Extract each line containing the string "ვენტილი".

-- start of Available data --

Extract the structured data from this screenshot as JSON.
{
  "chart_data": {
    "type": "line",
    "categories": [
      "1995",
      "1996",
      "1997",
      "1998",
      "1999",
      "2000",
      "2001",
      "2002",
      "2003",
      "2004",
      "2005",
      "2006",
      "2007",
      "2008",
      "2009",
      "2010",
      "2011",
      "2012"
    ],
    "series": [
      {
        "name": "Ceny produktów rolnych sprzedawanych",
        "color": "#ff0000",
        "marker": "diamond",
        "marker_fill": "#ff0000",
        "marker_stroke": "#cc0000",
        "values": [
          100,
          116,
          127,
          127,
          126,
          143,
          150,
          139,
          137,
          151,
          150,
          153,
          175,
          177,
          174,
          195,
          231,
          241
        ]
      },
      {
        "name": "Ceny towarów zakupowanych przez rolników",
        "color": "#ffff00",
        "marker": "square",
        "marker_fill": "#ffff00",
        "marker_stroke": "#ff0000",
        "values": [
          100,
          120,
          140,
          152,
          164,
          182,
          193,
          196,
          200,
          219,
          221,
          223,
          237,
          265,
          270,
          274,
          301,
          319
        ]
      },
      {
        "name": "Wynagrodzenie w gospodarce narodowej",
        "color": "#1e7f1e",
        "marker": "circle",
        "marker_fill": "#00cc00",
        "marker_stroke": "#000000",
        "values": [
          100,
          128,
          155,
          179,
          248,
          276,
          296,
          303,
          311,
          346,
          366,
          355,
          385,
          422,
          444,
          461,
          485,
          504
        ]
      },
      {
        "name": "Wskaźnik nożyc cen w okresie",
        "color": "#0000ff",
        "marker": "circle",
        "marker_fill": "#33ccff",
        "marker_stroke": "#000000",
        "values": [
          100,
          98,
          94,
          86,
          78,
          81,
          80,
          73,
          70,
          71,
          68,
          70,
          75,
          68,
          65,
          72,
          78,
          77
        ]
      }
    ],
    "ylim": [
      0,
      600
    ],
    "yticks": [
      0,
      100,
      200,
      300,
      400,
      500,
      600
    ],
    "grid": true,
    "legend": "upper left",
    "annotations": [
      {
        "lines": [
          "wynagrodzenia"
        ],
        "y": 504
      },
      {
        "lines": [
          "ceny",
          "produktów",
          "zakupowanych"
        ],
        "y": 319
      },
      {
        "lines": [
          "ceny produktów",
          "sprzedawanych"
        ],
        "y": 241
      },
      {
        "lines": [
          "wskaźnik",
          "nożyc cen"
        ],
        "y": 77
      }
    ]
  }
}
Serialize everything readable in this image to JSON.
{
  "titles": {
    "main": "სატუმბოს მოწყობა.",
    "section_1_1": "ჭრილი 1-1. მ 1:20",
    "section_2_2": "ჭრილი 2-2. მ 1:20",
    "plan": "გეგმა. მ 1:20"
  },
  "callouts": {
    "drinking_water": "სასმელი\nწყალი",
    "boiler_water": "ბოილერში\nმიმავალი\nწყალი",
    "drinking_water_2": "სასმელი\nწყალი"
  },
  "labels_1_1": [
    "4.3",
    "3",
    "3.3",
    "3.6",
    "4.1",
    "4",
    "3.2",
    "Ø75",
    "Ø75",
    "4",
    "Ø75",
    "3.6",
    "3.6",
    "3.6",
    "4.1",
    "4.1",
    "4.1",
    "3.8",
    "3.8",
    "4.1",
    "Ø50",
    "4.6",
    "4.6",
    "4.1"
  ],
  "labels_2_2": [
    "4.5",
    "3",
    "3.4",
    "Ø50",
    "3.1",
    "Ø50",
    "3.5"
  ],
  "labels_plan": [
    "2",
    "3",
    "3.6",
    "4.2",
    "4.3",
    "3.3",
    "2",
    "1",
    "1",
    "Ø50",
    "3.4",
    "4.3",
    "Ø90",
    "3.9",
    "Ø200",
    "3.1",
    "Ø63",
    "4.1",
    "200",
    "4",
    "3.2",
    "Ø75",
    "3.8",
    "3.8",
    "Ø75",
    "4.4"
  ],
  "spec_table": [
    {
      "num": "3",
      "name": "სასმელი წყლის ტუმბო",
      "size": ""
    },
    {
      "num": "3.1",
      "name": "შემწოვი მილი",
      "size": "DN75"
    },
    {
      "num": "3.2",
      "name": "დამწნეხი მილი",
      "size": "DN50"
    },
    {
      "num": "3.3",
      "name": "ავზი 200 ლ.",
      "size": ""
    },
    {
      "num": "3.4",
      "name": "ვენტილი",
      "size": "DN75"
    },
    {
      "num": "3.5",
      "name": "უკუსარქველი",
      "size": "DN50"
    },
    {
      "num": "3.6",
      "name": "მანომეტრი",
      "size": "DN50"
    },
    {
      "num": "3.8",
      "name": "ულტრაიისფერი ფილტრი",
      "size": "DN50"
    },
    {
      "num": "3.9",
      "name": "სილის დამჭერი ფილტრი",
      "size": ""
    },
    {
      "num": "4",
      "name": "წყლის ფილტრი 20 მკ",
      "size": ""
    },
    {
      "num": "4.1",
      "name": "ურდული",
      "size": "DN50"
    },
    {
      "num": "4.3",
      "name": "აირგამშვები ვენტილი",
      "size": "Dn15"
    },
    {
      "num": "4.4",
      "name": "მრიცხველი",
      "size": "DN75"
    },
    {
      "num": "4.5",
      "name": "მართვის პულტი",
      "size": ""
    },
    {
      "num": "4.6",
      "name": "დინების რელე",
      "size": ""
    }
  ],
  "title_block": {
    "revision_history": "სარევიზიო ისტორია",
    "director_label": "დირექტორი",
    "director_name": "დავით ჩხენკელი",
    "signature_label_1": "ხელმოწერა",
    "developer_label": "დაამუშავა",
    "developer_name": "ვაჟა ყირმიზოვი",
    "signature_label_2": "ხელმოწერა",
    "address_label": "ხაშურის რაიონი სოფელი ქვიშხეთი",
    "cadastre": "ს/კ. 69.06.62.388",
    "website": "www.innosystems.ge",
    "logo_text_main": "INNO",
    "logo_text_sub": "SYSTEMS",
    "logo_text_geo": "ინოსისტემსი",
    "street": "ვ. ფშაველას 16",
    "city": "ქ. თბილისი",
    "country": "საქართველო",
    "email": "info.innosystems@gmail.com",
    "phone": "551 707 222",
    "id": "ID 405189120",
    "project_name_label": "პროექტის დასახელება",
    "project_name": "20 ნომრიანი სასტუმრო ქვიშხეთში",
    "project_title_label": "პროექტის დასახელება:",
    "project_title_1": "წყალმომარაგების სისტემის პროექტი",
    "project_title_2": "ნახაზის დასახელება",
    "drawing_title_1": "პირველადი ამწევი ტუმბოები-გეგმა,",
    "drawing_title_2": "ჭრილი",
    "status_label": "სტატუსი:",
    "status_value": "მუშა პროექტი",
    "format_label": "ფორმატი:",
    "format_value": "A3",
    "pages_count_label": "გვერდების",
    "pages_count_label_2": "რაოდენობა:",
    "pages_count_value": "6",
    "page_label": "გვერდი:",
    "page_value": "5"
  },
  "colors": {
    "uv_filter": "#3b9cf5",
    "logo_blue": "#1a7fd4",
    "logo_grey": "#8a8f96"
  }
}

-- end of Available data --

Complete output:
      "name": "ვენტილი",
      "name": "აირგამშვები ვენტილი",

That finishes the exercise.